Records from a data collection
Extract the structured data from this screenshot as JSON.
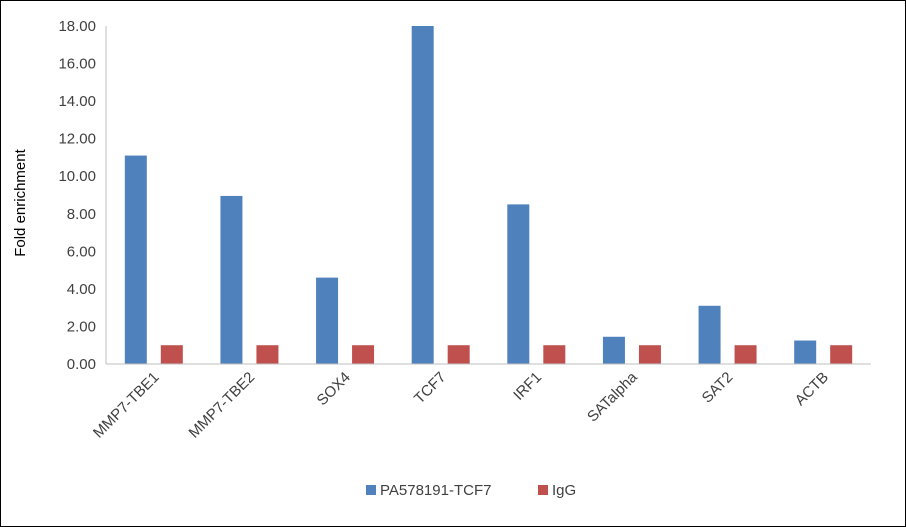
{
  "chart_data": {
    "type": "bar",
    "title": "",
    "xlabel": "",
    "ylabel": "Fold enrichment",
    "ylim": [
      0,
      18
    ],
    "yticks": [
      "0.00",
      "2.00",
      "4.00",
      "6.00",
      "8.00",
      "10.00",
      "12.00",
      "14.00",
      "16.00",
      "18.00"
    ],
    "categories": [
      "MMP7-TBE1",
      "MMP7-TBE2",
      "SOX4",
      "TCF7",
      "IRF1",
      "SATalpha",
      "SAT2",
      "ACTB"
    ],
    "series": [
      {
        "name": "PA578191-TCF7",
        "color": "#4f81bd",
        "values": [
          11.1,
          8.95,
          4.6,
          18.0,
          8.5,
          1.45,
          3.1,
          1.25
        ]
      },
      {
        "name": "IgG",
        "color": "#c0504d",
        "values": [
          1.0,
          1.0,
          1.0,
          1.0,
          1.0,
          1.0,
          1.0,
          1.0
        ]
      }
    ],
    "grid": false,
    "legend": "bottom",
    "axis_color": "#bfbfbf"
  }
}
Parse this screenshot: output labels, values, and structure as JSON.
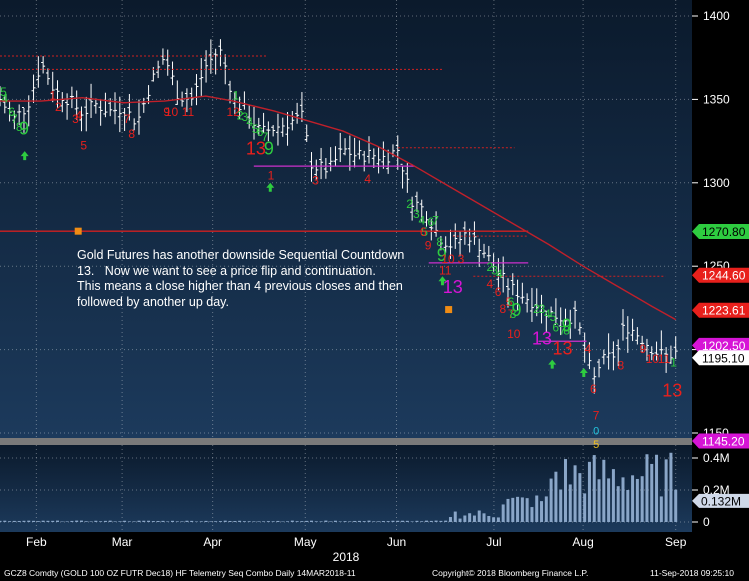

__Exercise requirements__.
Using the listing, say how many lines include the word "JSON", and add nothing else.

__Task solution__.
2